Each entry should be quoted word for word, including every mark of punctuation.

Records excerpted from a collection:
___

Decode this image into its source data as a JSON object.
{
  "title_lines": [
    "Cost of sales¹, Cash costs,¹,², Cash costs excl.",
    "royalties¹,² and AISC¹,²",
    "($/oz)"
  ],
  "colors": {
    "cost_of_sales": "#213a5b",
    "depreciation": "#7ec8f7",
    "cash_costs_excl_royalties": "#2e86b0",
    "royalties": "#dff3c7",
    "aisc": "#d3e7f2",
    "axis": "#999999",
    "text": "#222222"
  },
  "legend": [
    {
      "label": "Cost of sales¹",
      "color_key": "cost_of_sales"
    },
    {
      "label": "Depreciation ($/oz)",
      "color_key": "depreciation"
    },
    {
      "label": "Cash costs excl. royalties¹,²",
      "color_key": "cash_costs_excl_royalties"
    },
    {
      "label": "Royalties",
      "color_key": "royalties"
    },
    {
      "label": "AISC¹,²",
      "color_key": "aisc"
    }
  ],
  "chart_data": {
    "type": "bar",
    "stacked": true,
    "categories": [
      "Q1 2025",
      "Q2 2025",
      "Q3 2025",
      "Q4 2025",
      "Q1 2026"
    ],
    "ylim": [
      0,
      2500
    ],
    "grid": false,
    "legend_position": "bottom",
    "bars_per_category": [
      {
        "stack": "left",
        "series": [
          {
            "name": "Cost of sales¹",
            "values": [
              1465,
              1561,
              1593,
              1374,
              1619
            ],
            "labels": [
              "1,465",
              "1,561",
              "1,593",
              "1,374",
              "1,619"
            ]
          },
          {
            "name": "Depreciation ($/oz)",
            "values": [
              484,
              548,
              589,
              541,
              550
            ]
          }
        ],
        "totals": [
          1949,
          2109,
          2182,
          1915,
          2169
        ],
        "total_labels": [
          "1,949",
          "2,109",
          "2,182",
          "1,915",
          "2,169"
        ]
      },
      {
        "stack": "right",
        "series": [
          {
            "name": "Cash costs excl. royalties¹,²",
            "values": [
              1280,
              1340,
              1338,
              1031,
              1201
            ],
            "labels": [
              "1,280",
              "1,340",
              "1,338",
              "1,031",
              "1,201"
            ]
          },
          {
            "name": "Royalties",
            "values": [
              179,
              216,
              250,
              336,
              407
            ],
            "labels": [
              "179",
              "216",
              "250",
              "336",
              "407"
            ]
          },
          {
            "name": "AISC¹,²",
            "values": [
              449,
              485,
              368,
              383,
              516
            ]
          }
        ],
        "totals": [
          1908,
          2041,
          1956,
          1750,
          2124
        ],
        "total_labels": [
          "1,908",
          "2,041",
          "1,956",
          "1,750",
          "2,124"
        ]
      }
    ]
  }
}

___

EXPECTED ANSWER:
Decode this image into its source data as a JSON object.
{
  "title_lines": [
    "Cost of sales¹, Cash costs,¹,², Cash costs excl.",
    "royalties¹,² and AISC¹,²",
    "($/oz)"
  ],
  "colors": {
    "cost_of_sales": "#213a5b",
    "depreciation": "#7ec8f7",
    "cash_costs_excl_royalties": "#2e86b0",
    "royalties": "#dff3c7",
    "aisc": "#d3e7f2",
    "axis": "#999999",
    "text": "#222222"
  },
  "legend": [
    {
      "label": "Cost of sales¹",
      "color_key": "cost_of_sales"
    },
    {
      "label": "Depreciation ($/oz)",
      "color_key": "depreciation"
    },
    {
      "label": "Cash costs excl. royalties¹,²",
      "color_key": "cash_costs_excl_royalties"
    },
    {
      "label": "Royalties",
      "color_key": "royalties"
    },
    {
      "label": "AISC¹,²",
      "color_key": "aisc"
    }
  ],
  "chart_data": {
    "type": "bar",
    "stacked": true,
    "categories": [
      "Q1 2025",
      "Q2 2025",
      "Q3 2025",
      "Q4 2025",
      "Q1 2026"
    ],
    "ylim": [
      0,
      2500
    ],
    "grid": false,
    "legend_position": "bottom",
    "bars_per_category": [
      {
        "stack": "left",
        "series": [
          {
            "name": "Cost of sales¹",
            "values": [
              1465,
              1561,
              1593,
              1374,
              1619
            ],
            "labels": [
              "1,465",
              "1,561",
              "1,593",
              "1,374",
              "1,619"
            ]
          },
          {
            "name": "Depreciation ($/oz)",
            "values": [
              484,
              548,
              589,
              541,
              550
            ]
          }
        ],
        "totals": [
          1949,
          2109,
          2182,
          1915,
          2169
        ],
        "total_labels": [
          "1,949",
          "2,109",
          "2,182",
          "1,915",
          "2,169"
        ]
      },
      {
        "stack": "right",
        "series": [
          {
            "name": "Cash costs excl. royalties¹,²",
            "values": [
              1280,
              1340,
              1338,
              1031,
              1201
            ],
            "labels": [
              "1,280",
              "1,340",
              "1,338",
              "1,031",
              "1,201"
            ]
          },
          {
            "name": "Royalties",
            "values": [
              179,
              216,
              250,
              336,
              407
            ],
            "labels": [
              "179",
              "216",
              "250",
              "336",
              "407"
            ]
          },
          {
            "name": "AISC¹,²",
            "values": [
              449,
              485,
              368,
              383,
              516
            ]
          }
        ],
        "totals": [
          1908,
          2041,
          1956,
          1750,
          2124
        ],
        "total_labels": [
          "1,908",
          "2,041",
          "1,956",
          "1,750",
          "2,124"
        ]
      }
    ]
  }
}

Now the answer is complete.